Untransforming the Mouse

How to 3D

Chapter 8: Interaction

Untransforming the Mouse

The mouse skates over the viewport, hovering over specific objects in the scene. Identifying which object or location is under the cursor is a common need in interactive renderers. WebGL won't help much with this task. The burden is ours as graphics developers. In particular, we'll need to work backward through the gauntlet of transformations that put our models on the screen. We must untransform the mouse.

*The request*
Please answer these questions on the untransforming-the-mouse passage:
(a) What chapter number and title is the passage filed under?
(b) According to the passage, what won't help much with finding which object is under the cursor?
(c) What does the passage say must be worked backward through?
The records aren't needed for this work.

*Material supplied*

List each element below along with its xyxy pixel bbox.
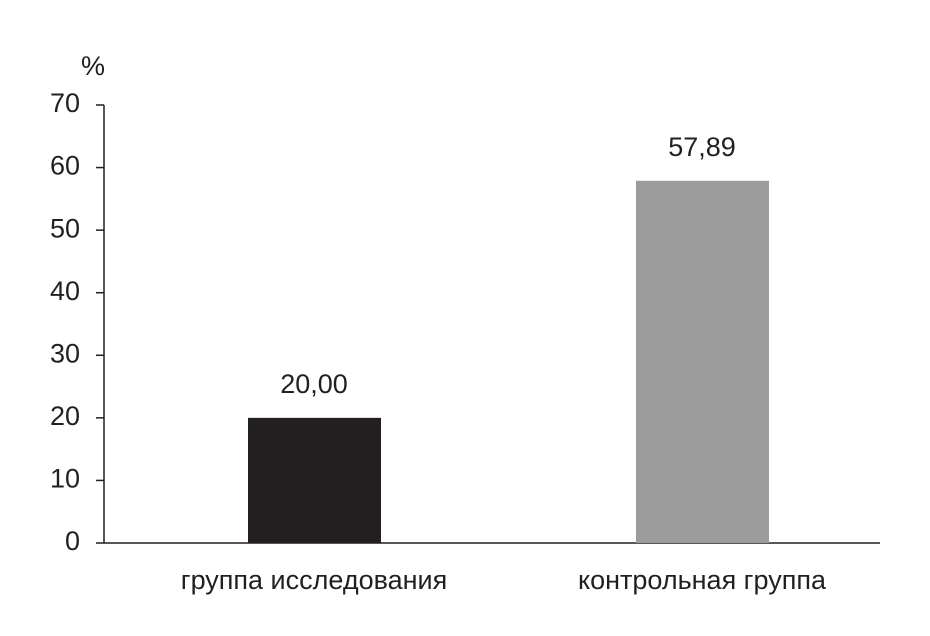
bar [636,180,769,544]
value-label: 20,00 [280,369,348,399]
x-tick-label: группа исследования [181,565,448,595]
y-tick-label: 50 [50,213,80,243]
value-label: 57,89 [668,132,736,162]
y-tick-label: 40 [50,276,80,306]
y-tick-label: 60 [50,151,80,181]
y-tick-label: 20 [50,401,80,431]
x-tick-label: контрольная группа [578,565,827,595]
y-tick-label: 70 [50,88,80,118]
y-axis-label: % [81,51,105,81]
y-tick-label: 0 [65,526,80,556]
y-tick-label: 30 [50,338,80,368]
bar [248,417,381,543]
y-tick-label: 10 [50,464,80,494]
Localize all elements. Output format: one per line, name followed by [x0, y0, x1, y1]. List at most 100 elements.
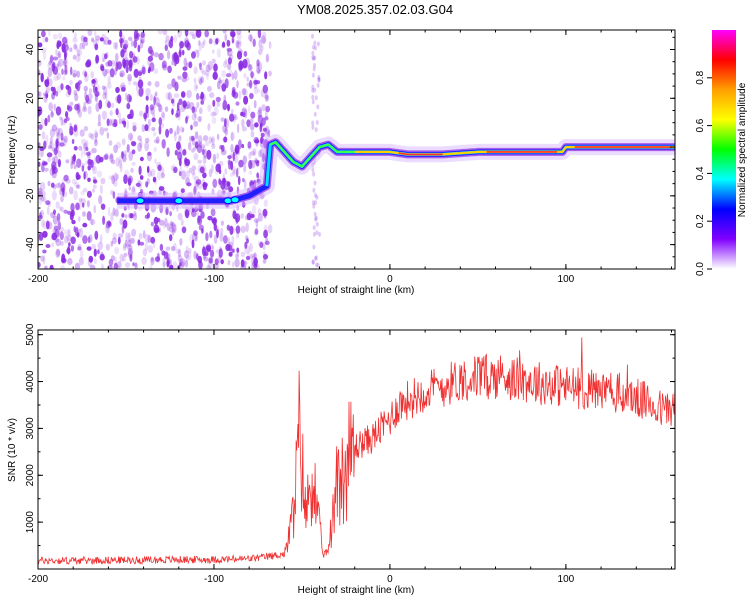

*Task solution*
(a) Chapter 8: Interaction
(b) WebGL
(c) The gauntlet of transformations that put the models on the screen